WHAT YOU NEED TO DO =
Going through the material below, please gather all lines with the word "تعالى" in them.

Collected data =

-------

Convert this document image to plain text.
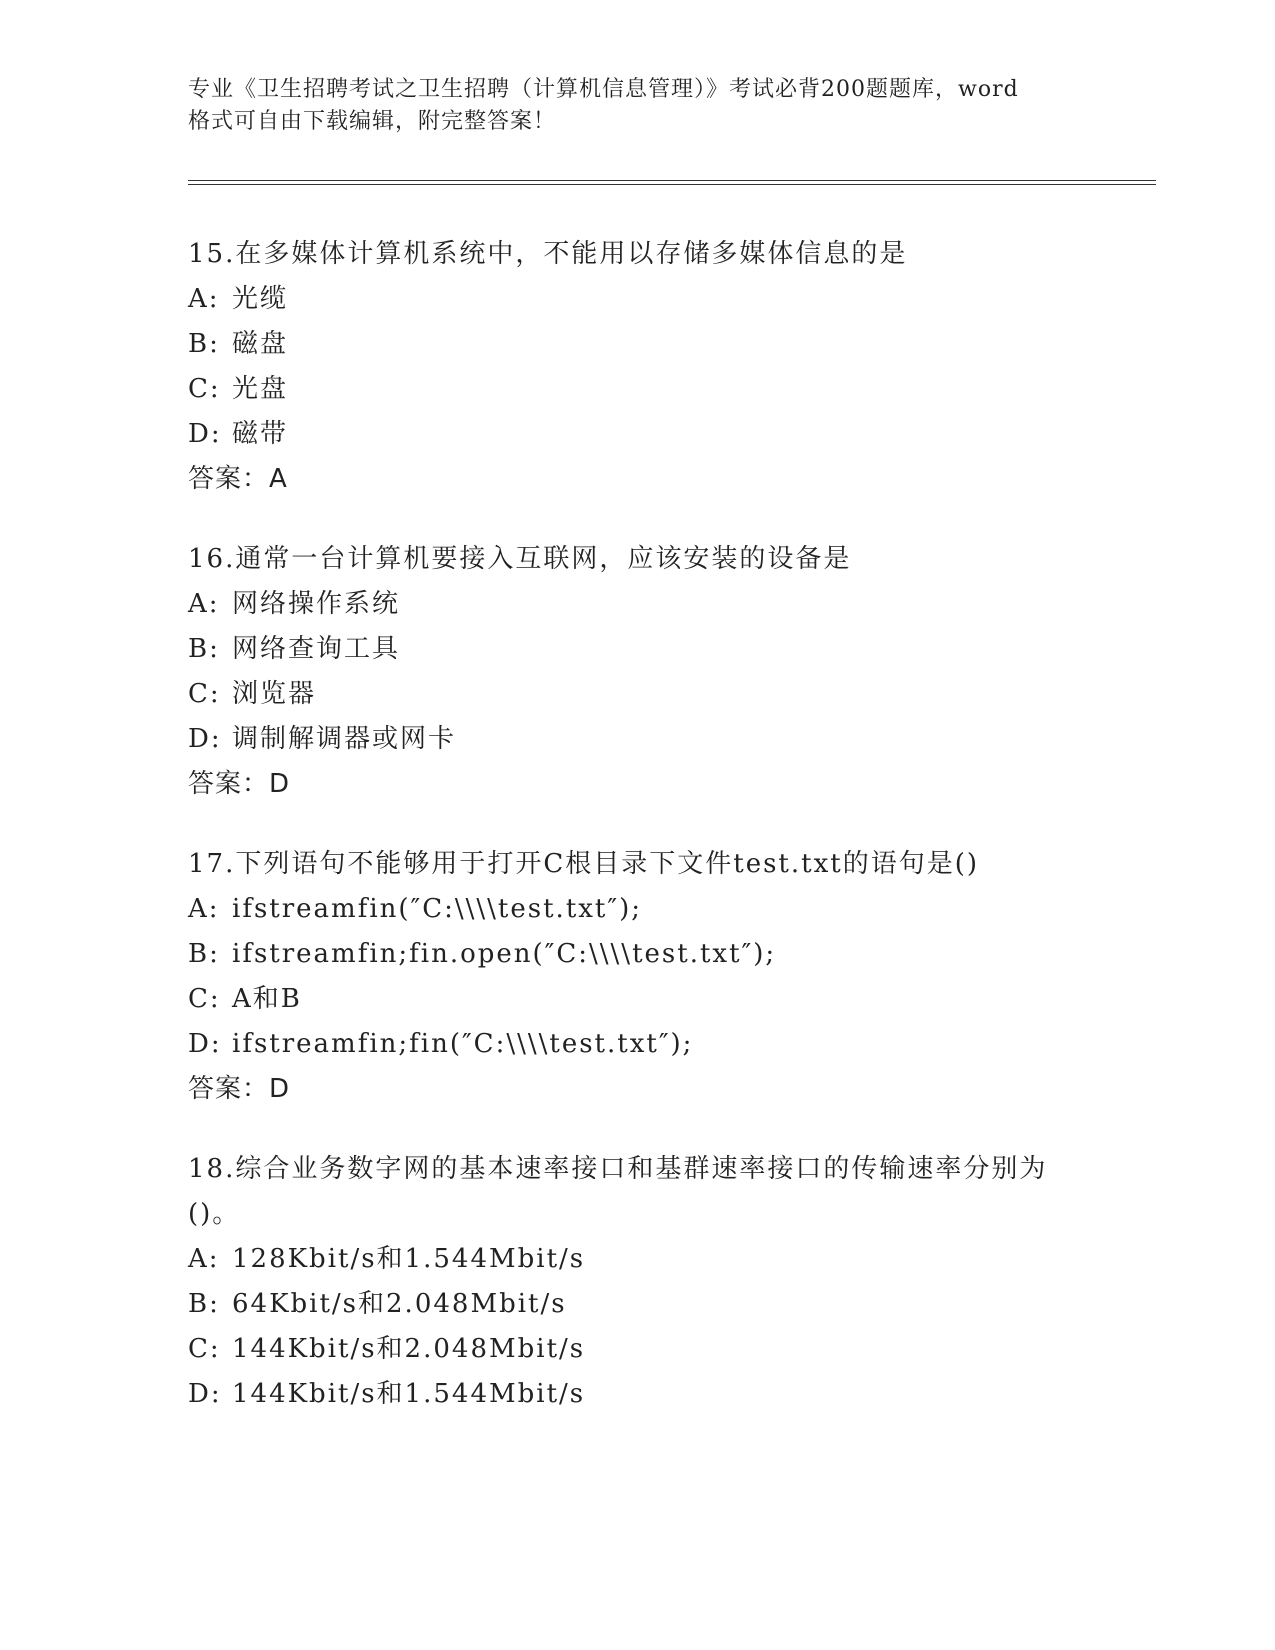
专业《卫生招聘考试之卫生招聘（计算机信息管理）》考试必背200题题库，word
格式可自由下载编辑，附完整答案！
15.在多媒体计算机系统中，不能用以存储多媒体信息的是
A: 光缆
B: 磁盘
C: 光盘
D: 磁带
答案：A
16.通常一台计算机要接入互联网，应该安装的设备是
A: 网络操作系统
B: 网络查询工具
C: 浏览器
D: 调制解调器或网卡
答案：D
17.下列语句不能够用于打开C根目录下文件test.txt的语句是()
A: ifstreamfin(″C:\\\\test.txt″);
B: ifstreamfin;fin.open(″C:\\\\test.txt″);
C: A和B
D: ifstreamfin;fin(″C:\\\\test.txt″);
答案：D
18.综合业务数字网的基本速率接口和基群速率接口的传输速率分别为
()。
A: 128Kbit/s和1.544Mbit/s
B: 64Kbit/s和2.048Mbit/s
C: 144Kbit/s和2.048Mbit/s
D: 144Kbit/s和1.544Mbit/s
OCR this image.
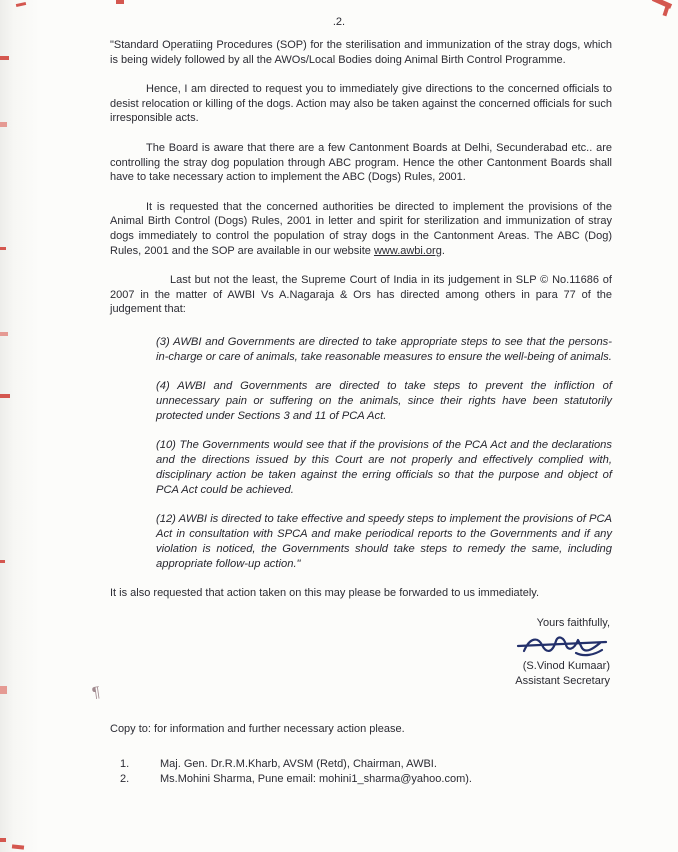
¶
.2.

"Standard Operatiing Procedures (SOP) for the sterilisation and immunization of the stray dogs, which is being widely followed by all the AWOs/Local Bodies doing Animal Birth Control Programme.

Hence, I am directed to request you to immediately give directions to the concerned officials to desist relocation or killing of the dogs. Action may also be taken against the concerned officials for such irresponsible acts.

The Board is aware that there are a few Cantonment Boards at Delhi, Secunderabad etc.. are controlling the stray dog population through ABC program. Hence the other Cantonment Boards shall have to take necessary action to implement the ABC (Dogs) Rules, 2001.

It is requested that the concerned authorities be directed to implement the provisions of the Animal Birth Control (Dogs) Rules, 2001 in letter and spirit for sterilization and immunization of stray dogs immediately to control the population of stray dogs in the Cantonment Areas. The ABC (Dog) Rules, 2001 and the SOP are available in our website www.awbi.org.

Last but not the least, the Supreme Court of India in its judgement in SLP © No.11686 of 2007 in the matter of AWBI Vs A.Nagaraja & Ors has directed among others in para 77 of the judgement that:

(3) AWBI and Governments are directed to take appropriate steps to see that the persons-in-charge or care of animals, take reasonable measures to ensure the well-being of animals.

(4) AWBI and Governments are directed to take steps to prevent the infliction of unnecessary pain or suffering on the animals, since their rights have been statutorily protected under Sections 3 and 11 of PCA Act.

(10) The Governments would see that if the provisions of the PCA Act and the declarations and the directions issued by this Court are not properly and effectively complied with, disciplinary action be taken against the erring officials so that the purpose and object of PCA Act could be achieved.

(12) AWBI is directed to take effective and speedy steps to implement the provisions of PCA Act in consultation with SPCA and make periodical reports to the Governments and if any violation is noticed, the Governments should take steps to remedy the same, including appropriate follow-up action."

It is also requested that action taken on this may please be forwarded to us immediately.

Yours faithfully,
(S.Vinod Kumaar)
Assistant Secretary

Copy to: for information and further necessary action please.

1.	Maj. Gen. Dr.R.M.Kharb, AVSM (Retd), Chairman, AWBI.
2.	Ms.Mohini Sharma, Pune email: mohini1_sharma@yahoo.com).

-------

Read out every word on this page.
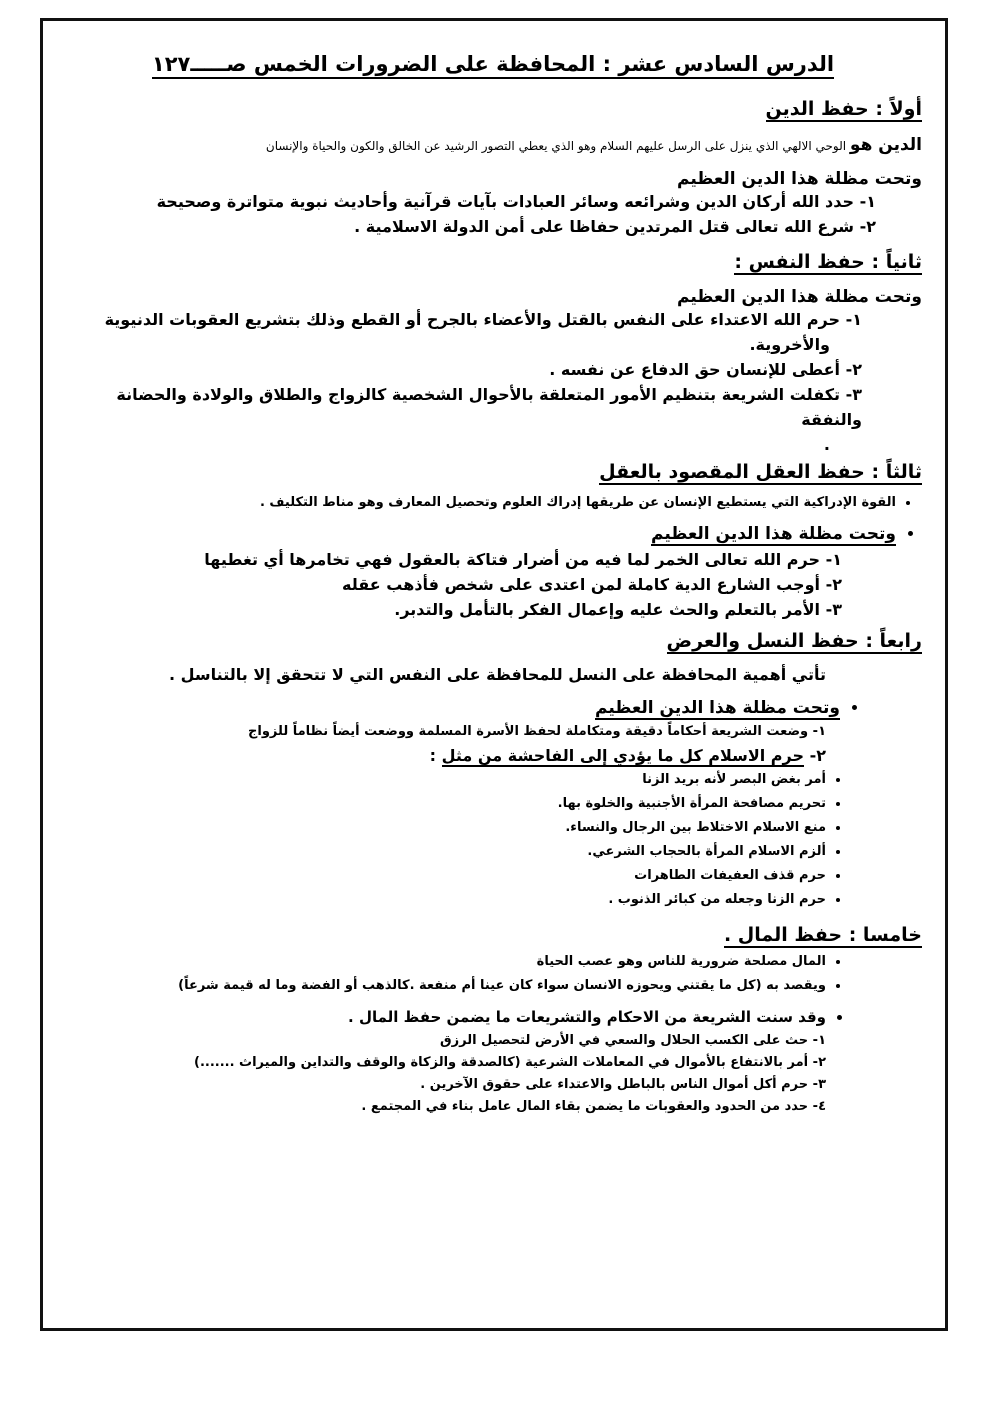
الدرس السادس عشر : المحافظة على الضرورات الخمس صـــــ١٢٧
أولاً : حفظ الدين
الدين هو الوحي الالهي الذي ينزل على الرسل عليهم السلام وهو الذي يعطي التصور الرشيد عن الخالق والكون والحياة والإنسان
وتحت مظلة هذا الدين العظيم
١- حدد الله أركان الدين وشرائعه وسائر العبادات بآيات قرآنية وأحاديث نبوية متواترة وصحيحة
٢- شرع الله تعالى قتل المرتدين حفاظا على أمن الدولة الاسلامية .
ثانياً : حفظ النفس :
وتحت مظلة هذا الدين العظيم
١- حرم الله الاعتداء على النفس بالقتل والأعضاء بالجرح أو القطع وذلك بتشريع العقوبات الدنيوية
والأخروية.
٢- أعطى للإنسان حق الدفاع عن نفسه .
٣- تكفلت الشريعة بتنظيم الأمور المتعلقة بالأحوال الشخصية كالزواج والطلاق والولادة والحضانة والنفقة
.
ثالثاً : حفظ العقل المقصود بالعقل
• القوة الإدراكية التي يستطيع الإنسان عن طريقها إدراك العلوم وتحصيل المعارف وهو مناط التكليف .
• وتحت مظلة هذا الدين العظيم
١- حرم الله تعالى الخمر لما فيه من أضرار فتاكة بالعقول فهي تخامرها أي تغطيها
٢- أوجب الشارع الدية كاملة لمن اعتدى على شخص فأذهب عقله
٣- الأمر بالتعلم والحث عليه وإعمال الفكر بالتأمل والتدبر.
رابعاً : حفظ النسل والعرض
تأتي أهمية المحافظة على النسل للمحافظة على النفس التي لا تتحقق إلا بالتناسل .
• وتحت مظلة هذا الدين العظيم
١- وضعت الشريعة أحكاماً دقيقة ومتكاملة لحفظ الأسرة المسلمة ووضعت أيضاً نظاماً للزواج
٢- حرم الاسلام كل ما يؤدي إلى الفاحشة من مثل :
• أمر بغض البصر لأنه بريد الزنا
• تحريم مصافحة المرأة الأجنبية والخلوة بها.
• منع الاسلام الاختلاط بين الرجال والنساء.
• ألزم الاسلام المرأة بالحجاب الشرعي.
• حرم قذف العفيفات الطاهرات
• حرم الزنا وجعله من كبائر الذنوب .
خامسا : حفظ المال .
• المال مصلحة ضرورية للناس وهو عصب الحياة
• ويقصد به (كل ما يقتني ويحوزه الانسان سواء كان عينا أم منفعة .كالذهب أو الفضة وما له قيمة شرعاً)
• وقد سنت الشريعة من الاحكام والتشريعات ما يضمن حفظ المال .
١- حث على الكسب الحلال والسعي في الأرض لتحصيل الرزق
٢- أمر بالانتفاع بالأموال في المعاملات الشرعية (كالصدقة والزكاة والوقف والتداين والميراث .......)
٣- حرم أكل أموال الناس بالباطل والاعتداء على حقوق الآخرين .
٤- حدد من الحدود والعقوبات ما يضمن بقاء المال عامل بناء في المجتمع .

-------

ANSWER TO THE PROBLEM =
٢- شرع الله تعالى قتل المرتدين حفاظا على أمن الدولة الاسلامية .
١- حرم الله تعالى الخمر لما فيه من أضرار فتاكة بالعقول فهي تخامرها أي تغطيها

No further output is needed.